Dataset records
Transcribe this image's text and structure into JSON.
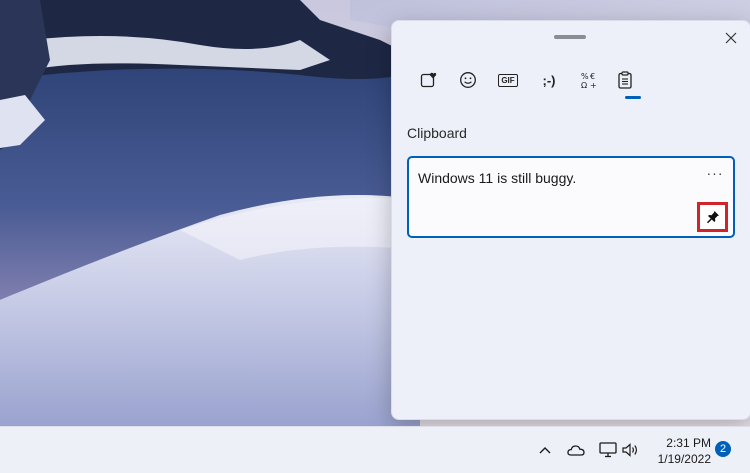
{
  "clipboard_panel": {
    "section_title": "Clipboard",
    "tabs": [
      {
        "icon": "favorites-heart-icon",
        "label": ""
      },
      {
        "icon": "smiley-emoji-icon",
        "label": ""
      },
      {
        "icon": "gif-icon",
        "label": "GIF"
      },
      {
        "icon": "kaomoji-icon",
        "label": ";-)"
      },
      {
        "icon": "symbols-icon",
        "label": ""
      },
      {
        "icon": "clipboard-icon",
        "label": ""
      }
    ],
    "active_tab": "clipboard",
    "items": [
      {
        "text": "Windows 11 is still buggy.",
        "more_label": "···"
      }
    ]
  },
  "taskbar": {
    "time": "2:31 PM",
    "date": "1/19/2022",
    "notification_count": "2",
    "tray_icons": [
      "chevron-up-icon",
      "onedrive-cloud-icon",
      "network-icon",
      "volume-icon"
    ]
  },
  "colors": {
    "accent": "#005fb8",
    "highlight_box": "#d1232a",
    "panel_bg": "#edf0f8"
  }
}
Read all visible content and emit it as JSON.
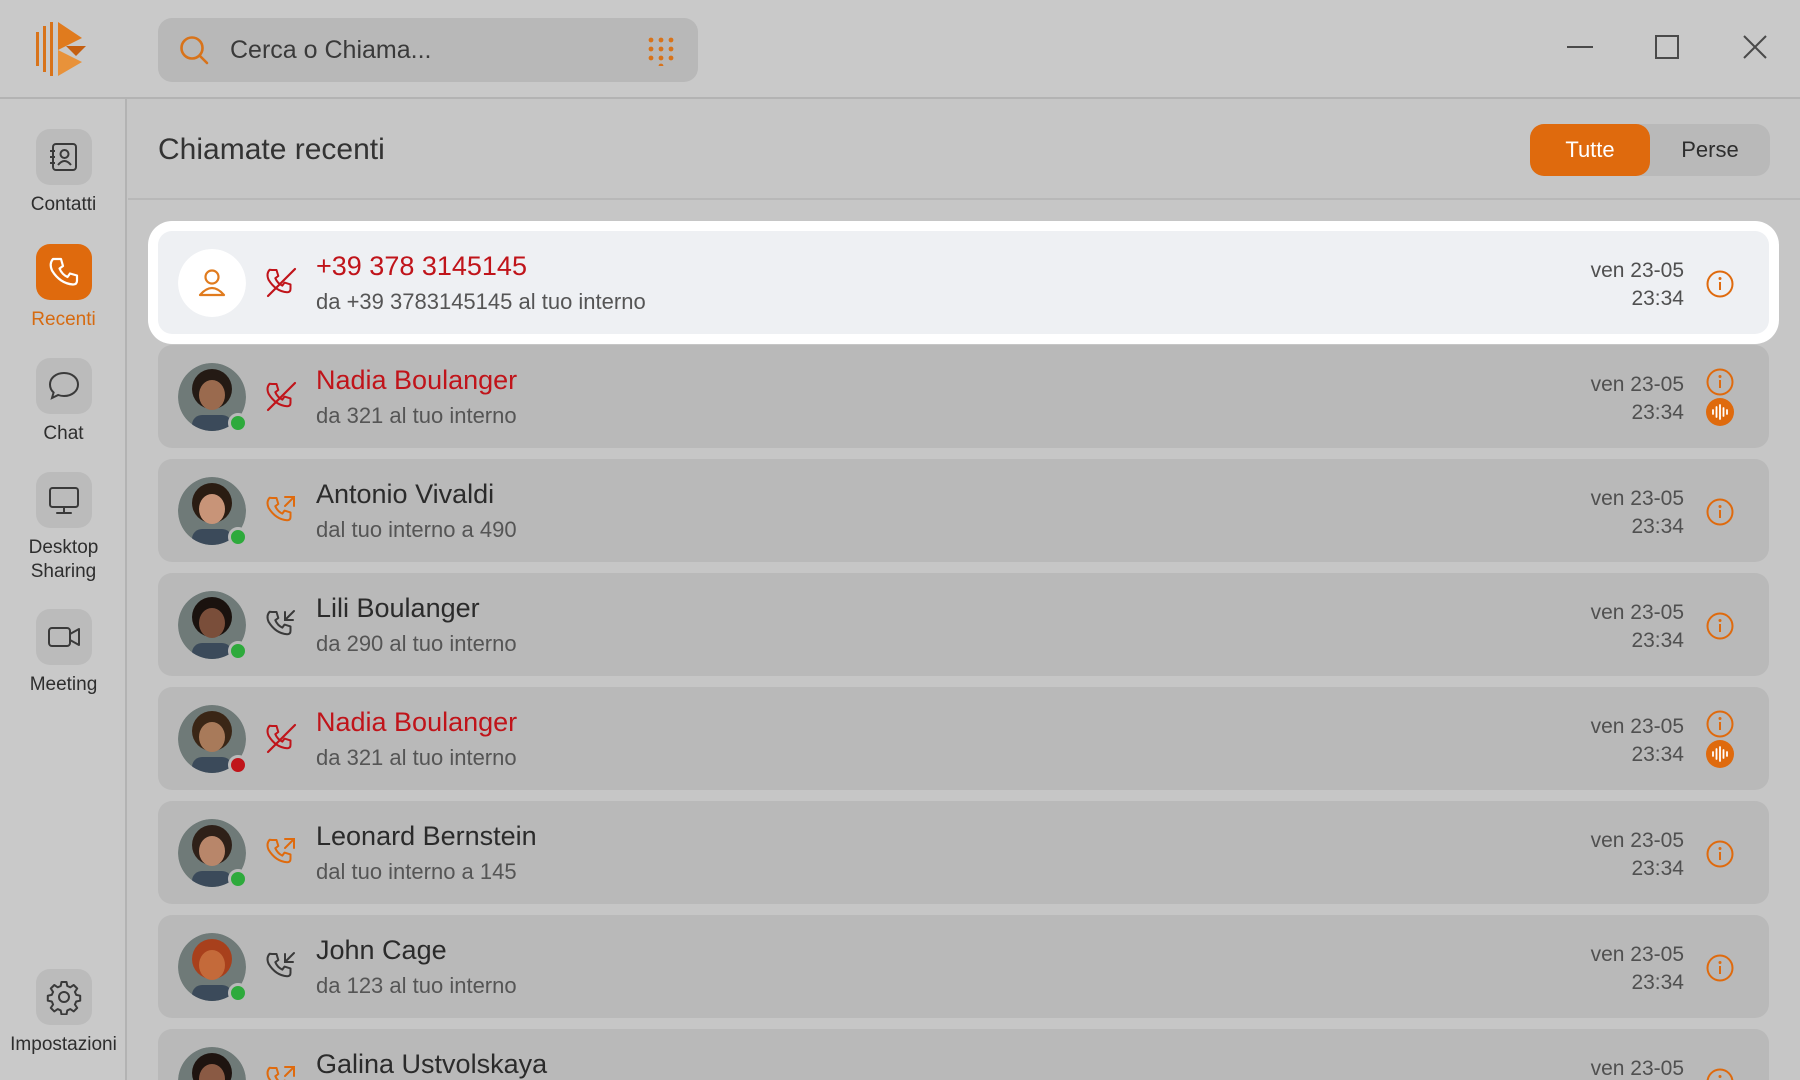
{
  "search": {
    "placeholder": "Cerca o Chiama..."
  },
  "sidebar": {
    "items": [
      {
        "label": "Contatti"
      },
      {
        "label": "Recenti"
      },
      {
        "label": "Chat"
      },
      {
        "label": "Desktop\nSharing"
      },
      {
        "label": "Meeting"
      },
      {
        "label": "Impostazioni"
      }
    ]
  },
  "main": {
    "title": "Chiamate recenti",
    "filter": {
      "all": "Tutte",
      "missed": "Perse",
      "selected": "Tutte"
    }
  },
  "calls": [
    {
      "name": "+39 378 3145145",
      "detail": "da +39 3783145145 al tuo interno",
      "date": "ven 23-05",
      "time": "23:34",
      "type": "missed",
      "status": "",
      "recording": false,
      "selected": true
    },
    {
      "name": "Nadia Boulanger",
      "detail": "da 321 al tuo interno",
      "date": "ven 23-05",
      "time": "23:34",
      "type": "missed",
      "status": "online",
      "recording": true,
      "selected": false
    },
    {
      "name": "Antonio Vivaldi",
      "detail": "dal tuo interno a 490",
      "date": "ven 23-05",
      "time": "23:34",
      "type": "outgoing",
      "status": "online",
      "recording": false,
      "selected": false
    },
    {
      "name": "Lili Boulanger",
      "detail": "da 290 al tuo interno",
      "date": "ven 23-05",
      "time": "23:34",
      "type": "incoming",
      "status": "online",
      "recording": false,
      "selected": false
    },
    {
      "name": "Nadia Boulanger",
      "detail": "da 321 al tuo interno",
      "date": "ven 23-05",
      "time": "23:34",
      "type": "missed",
      "status": "busy",
      "recording": true,
      "selected": false
    },
    {
      "name": "Leonard Bernstein",
      "detail": "dal tuo interno a 145",
      "date": "ven 23-05",
      "time": "23:34",
      "type": "outgoing",
      "status": "online",
      "recording": false,
      "selected": false
    },
    {
      "name": "John Cage",
      "detail": "da 123 al tuo interno",
      "date": "ven 23-05",
      "time": "23:34",
      "type": "incoming",
      "status": "online",
      "recording": false,
      "selected": false
    },
    {
      "name": "Galina Ustvolskaya",
      "detail": "",
      "date": "ven 23-05",
      "time": "",
      "type": "outgoing",
      "status": "",
      "recording": false,
      "selected": false
    }
  ],
  "colors": {
    "accent": "#df6a0d",
    "missed": "#c0141a",
    "online": "#2eaa3c",
    "busy": "#c0141a"
  },
  "icons": {
    "missed": "phone-missed-icon",
    "outgoing": "phone-outgoing-icon",
    "incoming": "phone-incoming-icon"
  }
}
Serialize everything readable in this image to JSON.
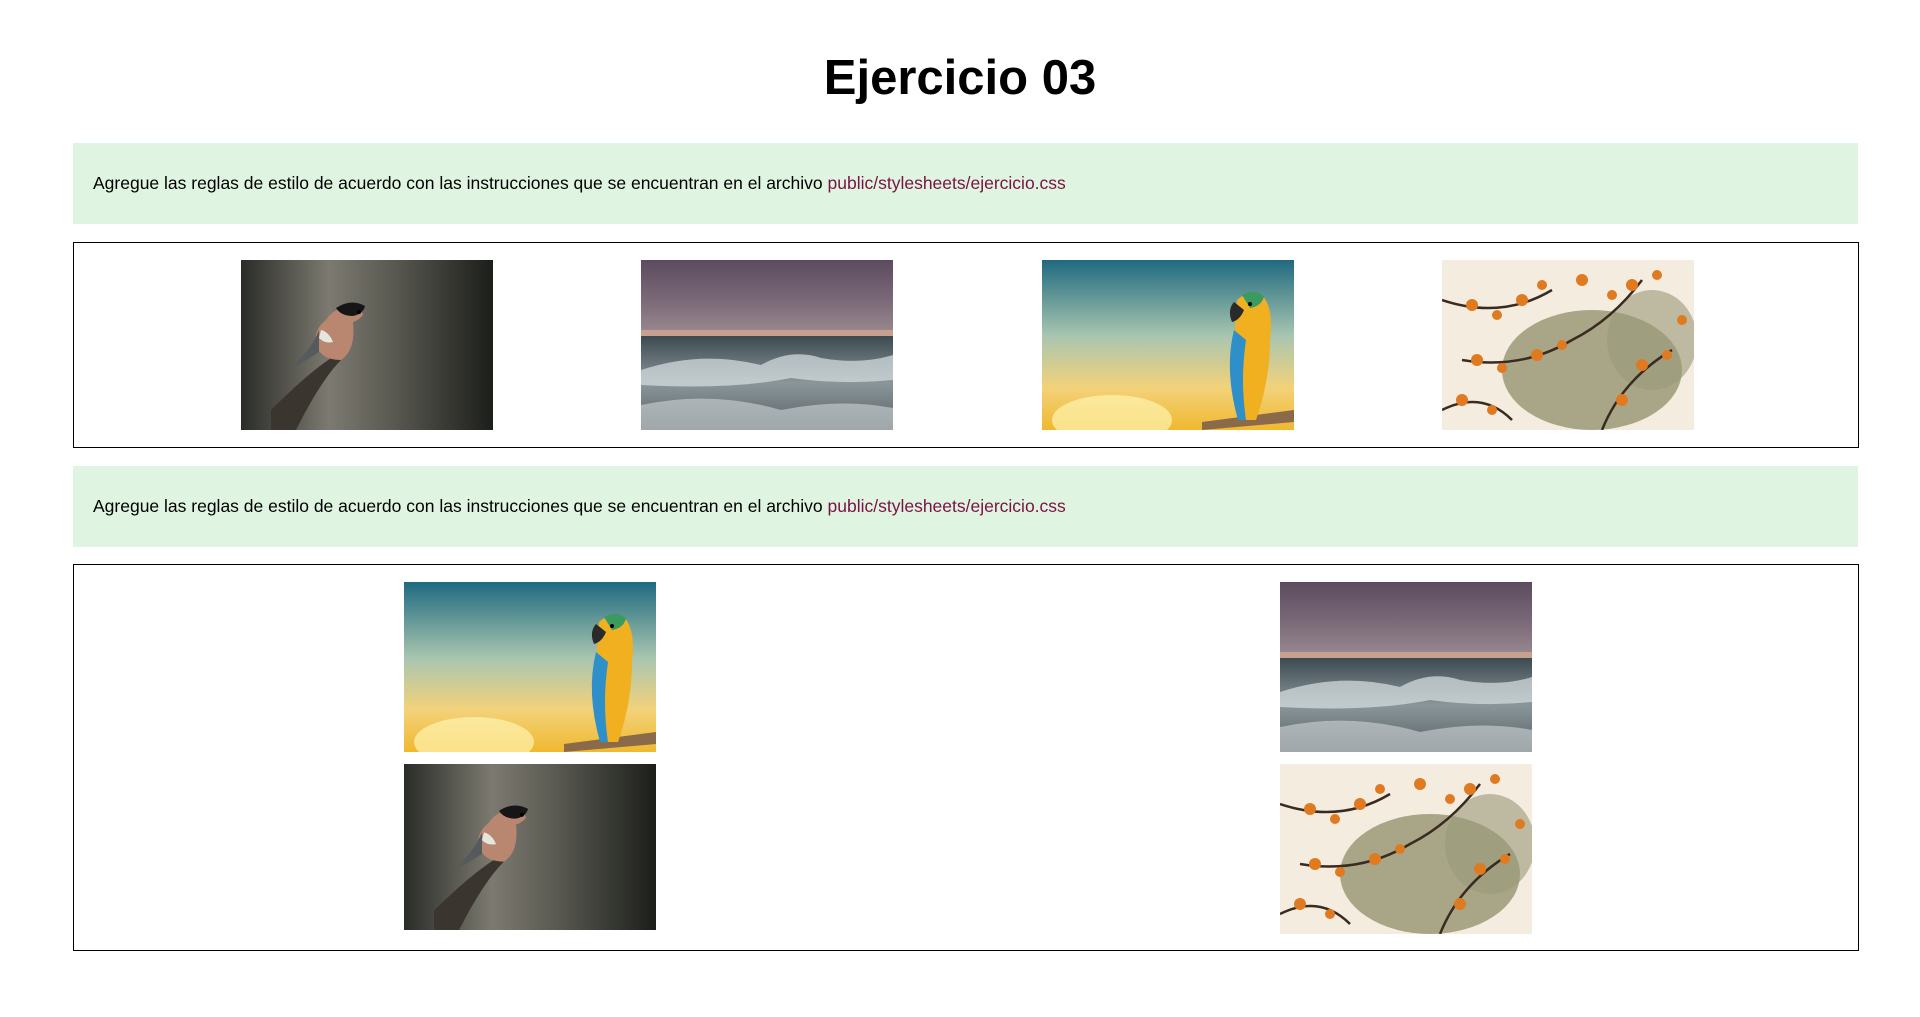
{
  "page": {
    "title": "Ejercicio 03"
  },
  "instructions": [
    {
      "text": "Agregue las reglas de estilo de acuerdo con las instrucciones que se encuentran en el archivo",
      "link": "public/stylesheets/ejercicio.css"
    },
    {
      "text": "Agregue las reglas de estilo de acuerdo con las instrucciones que se encuentran en el archivo",
      "link": "public/stylesheets/ejercicio.css"
    }
  ],
  "gallery_row": {
    "images": [
      "bird-photo",
      "ocean-wave-photo",
      "parrot-photo",
      "autumn-leaves-photo"
    ]
  },
  "gallery_grid": {
    "images": [
      "parrot-photo",
      "ocean-wave-photo",
      "bird-photo",
      "autumn-leaves-photo"
    ]
  },
  "colors": {
    "instructions_bg": "#e0f5e1",
    "link": "#7a1343",
    "border": "#000000"
  }
}
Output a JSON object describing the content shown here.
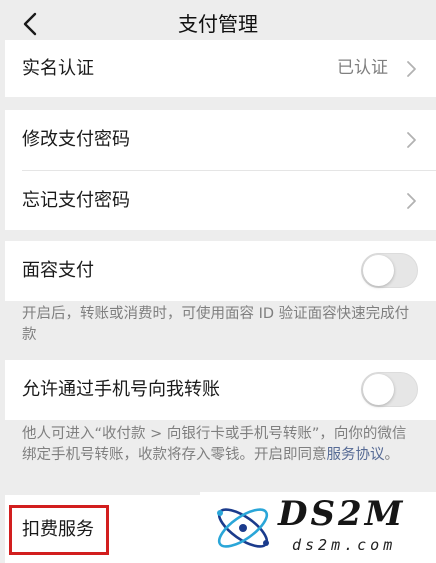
{
  "header": {
    "title": "支付管理",
    "back_icon": "chevron-left-icon"
  },
  "real_name": {
    "label": "实名认证",
    "value": "已认证"
  },
  "password": {
    "change_label": "修改支付密码",
    "forgot_label": "忘记支付密码"
  },
  "face_pay": {
    "label": "面容支付",
    "enabled": false,
    "tip": "开启后，转账或消费时，可使用面容 ID 验证面容快速完成付款"
  },
  "phone_transfer": {
    "label": "允许通过手机号向我转账",
    "enabled": false,
    "tip_prefix": "他人可进入“收付款 > 向银行卡或手机号转账”，向你的微信绑定手机号转账，收款将存入零钱。开启即同意",
    "tip_link": "服务协议",
    "tip_suffix": "。"
  },
  "deduct": {
    "label": "扣费服务"
  },
  "watermark": {
    "brand": "DS2M",
    "site": "ds2m.com"
  },
  "colors": {
    "background": "#ededed",
    "link": "#576b95",
    "highlight": "#d21e1e"
  }
}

Problem to solve: The records above must be transcribed exactly. Pictures are left out of the copy.

The reply:
Transcribe this image's text and structure into JSON.
{
  "clipboard_panel": {
    "section_title": "Clipboard",
    "tabs": [
      {
        "icon": "favorites-heart-icon",
        "label": ""
      },
      {
        "icon": "smiley-emoji-icon",
        "label": ""
      },
      {
        "icon": "gif-icon",
        "label": "GIF"
      },
      {
        "icon": "kaomoji-icon",
        "label": ";-)"
      },
      {
        "icon": "symbols-icon",
        "label": ""
      },
      {
        "icon": "clipboard-icon",
        "label": ""
      }
    ],
    "active_tab": "clipboard",
    "items": [
      {
        "text": "Windows 11 is still buggy.",
        "more_label": "···"
      }
    ]
  },
  "taskbar": {
    "time": "2:31 PM",
    "date": "1/19/2022",
    "notification_count": "2",
    "tray_icons": [
      "chevron-up-icon",
      "onedrive-cloud-icon",
      "network-icon",
      "volume-icon"
    ]
  },
  "colors": {
    "accent": "#005fb8",
    "highlight_box": "#d1232a",
    "panel_bg": "#edf0f8"
  }
}
Read all visible content and emit it as JSON.
{
  "search": {
    "placeholder": "Cerca o Chiama..."
  },
  "sidebar": {
    "items": [
      {
        "label": "Contatti"
      },
      {
        "label": "Recenti"
      },
      {
        "label": "Chat"
      },
      {
        "label": "Desktop\nSharing"
      },
      {
        "label": "Meeting"
      },
      {
        "label": "Impostazioni"
      }
    ]
  },
  "main": {
    "title": "Chiamate recenti",
    "filter": {
      "all": "Tutte",
      "missed": "Perse",
      "selected": "Tutte"
    }
  },
  "calls": [
    {
      "name": "+39 378 3145145",
      "detail": "da +39 3783145145 al tuo interno",
      "date": "ven 23-05",
      "time": "23:34",
      "type": "missed",
      "status": "",
      "recording": false,
      "selected": true
    },
    {
      "name": "Nadia Boulanger",
      "detail": "da 321 al tuo interno",
      "date": "ven 23-05",
      "time": "23:34",
      "type": "missed",
      "status": "online",
      "recording": true,
      "selected": false
    },
    {
      "name": "Antonio Vivaldi",
      "detail": "dal tuo interno a 490",
      "date": "ven 23-05",
      "time": "23:34",
      "type": "outgoing",
      "status": "online",
      "recording": false,
      "selected": false
    },
    {
      "name": "Lili Boulanger",
      "detail": "da 290 al tuo interno",
      "date": "ven 23-05",
      "time": "23:34",
      "type": "incoming",
      "status": "online",
      "recording": false,
      "selected": false
    },
    {
      "name": "Nadia Boulanger",
      "detail": "da 321 al tuo interno",
      "date": "ven 23-05",
      "time": "23:34",
      "type": "missed",
      "status": "busy",
      "recording": true,
      "selected": false
    },
    {
      "name": "Leonard Bernstein",
      "detail": "dal tuo interno a 145",
      "date": "ven 23-05",
      "time": "23:34",
      "type": "outgoing",
      "status": "online",
      "recording": false,
      "selected": false
    },
    {
      "name": "John Cage",
      "detail": "da 123 al tuo interno",
      "date": "ven 23-05",
      "time": "23:34",
      "type": "incoming",
      "status": "online",
      "recording": false,
      "selected": false
    },
    {
      "name": "Galina Ustvolskaya",
      "detail": "",
      "date": "ven 23-05",
      "time": "",
      "type": "outgoing",
      "status": "",
      "recording": false,
      "selected": false
    }
  ],
  "colors": {
    "accent": "#df6a0d",
    "missed": "#c0141a",
    "online": "#2eaa3c",
    "busy": "#c0141a"
  },
  "icons": {
    "missed": "phone-missed-icon",
    "outgoing": "phone-outgoing-icon",
    "incoming": "phone-incoming-icon"
  }
}
Serialize everything readable in this image to JSON.
{
  "page": {
    "title": "Ejercicio 03"
  },
  "instructions": [
    {
      "text": "Agregue las reglas de estilo de acuerdo con las instrucciones que se encuentran en el archivo",
      "link": "public/stylesheets/ejercicio.css"
    },
    {
      "text": "Agregue las reglas de estilo de acuerdo con las instrucciones que se encuentran en el archivo",
      "link": "public/stylesheets/ejercicio.css"
    }
  ],
  "gallery_row": {
    "images": [
      "bird-photo",
      "ocean-wave-photo",
      "parrot-photo",
      "autumn-leaves-photo"
    ]
  },
  "gallery_grid": {
    "images": [
      "parrot-photo",
      "ocean-wave-photo",
      "bird-photo",
      "autumn-leaves-photo"
    ]
  },
  "colors": {
    "instructions_bg": "#e0f5e1",
    "link": "#7a1343",
    "border": "#000000"
  }
}
Output a JSON object describing the content shown here.
{
  "header": {
    "title": "支付管理",
    "back_icon": "chevron-left-icon"
  },
  "real_name": {
    "label": "实名认证",
    "value": "已认证"
  },
  "password": {
    "change_label": "修改支付密码",
    "forgot_label": "忘记支付密码"
  },
  "face_pay": {
    "label": "面容支付",
    "enabled": false,
    "tip": "开启后，转账或消费时，可使用面容 ID 验证面容快速完成付款"
  },
  "phone_transfer": {
    "label": "允许通过手机号向我转账",
    "enabled": false,
    "tip_prefix": "他人可进入“收付款 > 向银行卡或手机号转账”，向你的微信绑定手机号转账，收款将存入零钱。开启即同意",
    "tip_link": "服务协议",
    "tip_suffix": "。"
  },
  "deduct": {
    "label": "扣费服务"
  },
  "watermark": {
    "brand": "DS2M",
    "site": "ds2m.com"
  },
  "colors": {
    "background": "#ededed",
    "link": "#576b95",
    "highlight": "#d21e1e"
  }
}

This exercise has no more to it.